Dataset records

## Begin

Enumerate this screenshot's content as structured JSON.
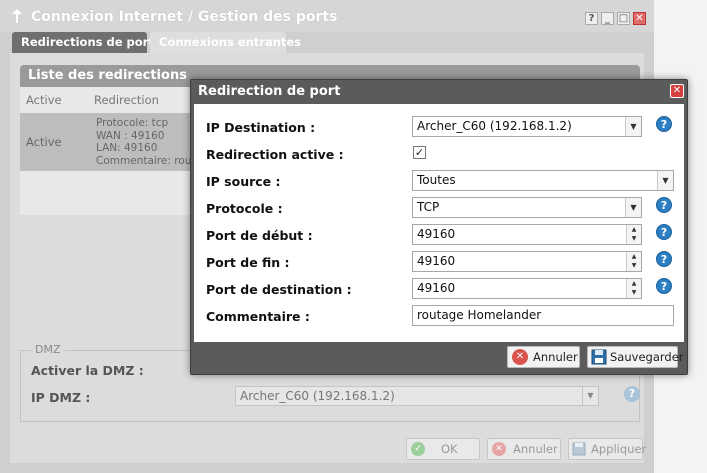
{
  "window": {
    "title": "Connexion Internet / Gestion des ports",
    "controls": [
      "?",
      "_",
      "□",
      "✕"
    ]
  },
  "tabs": [
    {
      "label": "Redirections de ports",
      "active": true
    },
    {
      "label": "Connexions entrantes",
      "active": false
    }
  ],
  "list": {
    "title": "Liste des redirections",
    "columns": [
      "Active",
      "Redirection"
    ],
    "rows": [
      {
        "active": "Active",
        "redirection_lines": [
          "Protocole: tcp",
          "WAN : 49160",
          "LAN: 49160",
          "Commentaire: rout"
        ]
      }
    ]
  },
  "dmz": {
    "legend": "DMZ",
    "enable_label": "Activer la DMZ :",
    "ip_label": "IP DMZ :",
    "ip_value": "Archer_C60 (192.168.1.2)"
  },
  "footer": {
    "ok": "OK",
    "cancel": "Annuler",
    "apply": "Appliquer"
  },
  "modal": {
    "title": "Redirection de port",
    "fields": {
      "ip_destination": {
        "label": "IP Destination :",
        "value": "Archer_C60 (192.168.1.2)"
      },
      "redirection_active": {
        "label": "Redirection active :",
        "checked": true
      },
      "ip_source": {
        "label": "IP source :",
        "value": "Toutes"
      },
      "protocole": {
        "label": "Protocole :",
        "value": "TCP"
      },
      "port_debut": {
        "label": "Port de début :",
        "value": "49160"
      },
      "port_fin": {
        "label": "Port de fin :",
        "value": "49160"
      },
      "port_destination": {
        "label": "Port de destination :",
        "value": "49160"
      },
      "commentaire": {
        "label": "Commentaire :",
        "value": "routage Homelander"
      }
    },
    "buttons": {
      "cancel": "Annuler",
      "save": "Sauvegarder"
    }
  },
  "colors": {
    "help_icon": "#2d7fc4",
    "close_red": "#d34040",
    "modal_frame": "#5b5b5b",
    "ok_green": "#5cb85c",
    "cancel_red": "#d9534f"
  },
  "icons": {
    "help": "?",
    "close": "✕",
    "dropdown": "▼",
    "spin_up": "▲",
    "spin_down": "▼",
    "check": "✓"
  }
}
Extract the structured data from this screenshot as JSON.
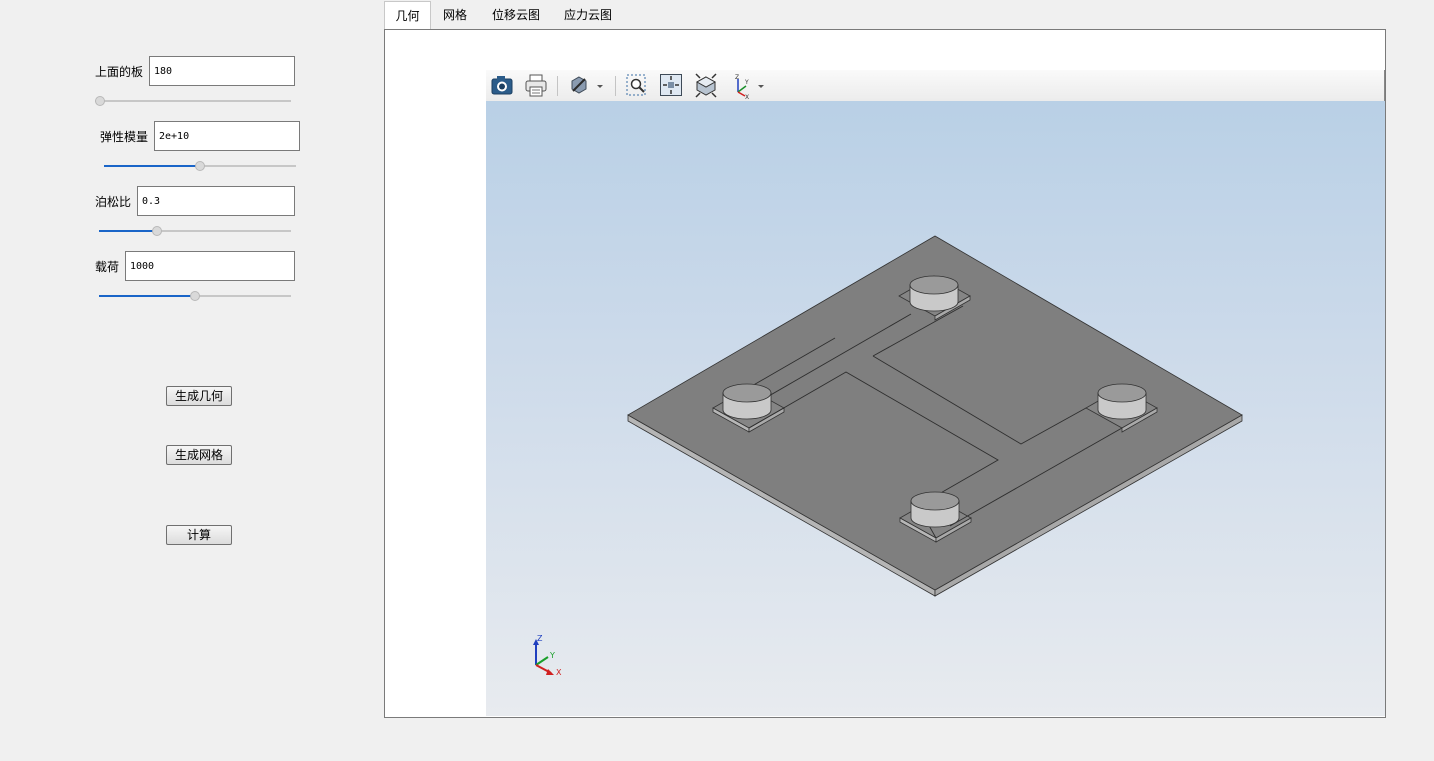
{
  "params": [
    {
      "label": "上面的板",
      "value": "180"
    },
    {
      "label": "弹性模量",
      "value": "2e+10"
    },
    {
      "label": "泊松比",
      "value": "0.3"
    },
    {
      "label": "载荷",
      "value": "1000"
    }
  ],
  "sliders": {
    "s0": 0.0,
    "s1": 0.5,
    "s2": 0.3,
    "s3": 0.5
  },
  "buttons": {
    "gen_geometry": "生成几何",
    "gen_mesh": "生成网格",
    "compute": "计算"
  },
  "tabs": [
    {
      "label": "几何"
    },
    {
      "label": "网格"
    },
    {
      "label": "位移云图"
    },
    {
      "label": "应力云图"
    }
  ],
  "toolbar": [
    "camera-icon",
    "print-icon",
    "clip-plane-icon",
    "zoom-box-icon",
    "fit-all-icon",
    "iso-view-icon",
    "axes-view-icon"
  ],
  "axes": {
    "z": "Z",
    "y": "Y",
    "x": "X"
  },
  "colors": {
    "accent": "#1a65c8",
    "model": "#808080",
    "plate_top": "#7f7f7f",
    "plate_edge": "#b5b5b5"
  }
}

## End

SHORT PROBLEM: All of the entries above should be copied exactly, except for the pictures.

SOLUTION TO THIS TASK:
Enumerate this screenshot's content as structured JSON.
{
  "window": {
    "title": "Connexion Internet / Gestion des ports",
    "controls": [
      "?",
      "_",
      "□",
      "✕"
    ]
  },
  "tabs": [
    {
      "label": "Redirections de ports",
      "active": true
    },
    {
      "label": "Connexions entrantes",
      "active": false
    }
  ],
  "list": {
    "title": "Liste des redirections",
    "columns": [
      "Active",
      "Redirection"
    ],
    "rows": [
      {
        "active": "Active",
        "redirection_lines": [
          "Protocole: tcp",
          "WAN : 49160",
          "LAN: 49160",
          "Commentaire: rout"
        ]
      }
    ]
  },
  "dmz": {
    "legend": "DMZ",
    "enable_label": "Activer la DMZ :",
    "ip_label": "IP DMZ :",
    "ip_value": "Archer_C60 (192.168.1.2)"
  },
  "footer": {
    "ok": "OK",
    "cancel": "Annuler",
    "apply": "Appliquer"
  },
  "modal": {
    "title": "Redirection de port",
    "fields": {
      "ip_destination": {
        "label": "IP Destination :",
        "value": "Archer_C60 (192.168.1.2)"
      },
      "redirection_active": {
        "label": "Redirection active :",
        "checked": true
      },
      "ip_source": {
        "label": "IP source :",
        "value": "Toutes"
      },
      "protocole": {
        "label": "Protocole :",
        "value": "TCP"
      },
      "port_debut": {
        "label": "Port de début :",
        "value": "49160"
      },
      "port_fin": {
        "label": "Port de fin :",
        "value": "49160"
      },
      "port_destination": {
        "label": "Port de destination :",
        "value": "49160"
      },
      "commentaire": {
        "label": "Commentaire :",
        "value": "routage Homelander"
      }
    },
    "buttons": {
      "cancel": "Annuler",
      "save": "Sauvegarder"
    }
  },
  "colors": {
    "help_icon": "#2d7fc4",
    "close_red": "#d34040",
    "modal_frame": "#5b5b5b",
    "ok_green": "#5cb85c",
    "cancel_red": "#d9534f"
  },
  "icons": {
    "help": "?",
    "close": "✕",
    "dropdown": "▼",
    "spin_up": "▲",
    "spin_down": "▼",
    "check": "✓"
  }
}
Extract the structured data from this screenshot as JSON.
{
  "params": [
    {
      "label": "上面的板",
      "value": "180"
    },
    {
      "label": "弹性模量",
      "value": "2e+10"
    },
    {
      "label": "泊松比",
      "value": "0.3"
    },
    {
      "label": "载荷",
      "value": "1000"
    }
  ],
  "sliders": {
    "s0": 0.0,
    "s1": 0.5,
    "s2": 0.3,
    "s3": 0.5
  },
  "buttons": {
    "gen_geometry": "生成几何",
    "gen_mesh": "生成网格",
    "compute": "计算"
  },
  "tabs": [
    {
      "label": "几何"
    },
    {
      "label": "网格"
    },
    {
      "label": "位移云图"
    },
    {
      "label": "应力云图"
    }
  ],
  "toolbar": [
    "camera-icon",
    "print-icon",
    "clip-plane-icon",
    "zoom-box-icon",
    "fit-all-icon",
    "iso-view-icon",
    "axes-view-icon"
  ],
  "axes": {
    "z": "Z",
    "y": "Y",
    "x": "X"
  },
  "colors": {
    "accent": "#1a65c8",
    "model": "#808080",
    "plate_top": "#7f7f7f",
    "plate_edge": "#b5b5b5"
  }
}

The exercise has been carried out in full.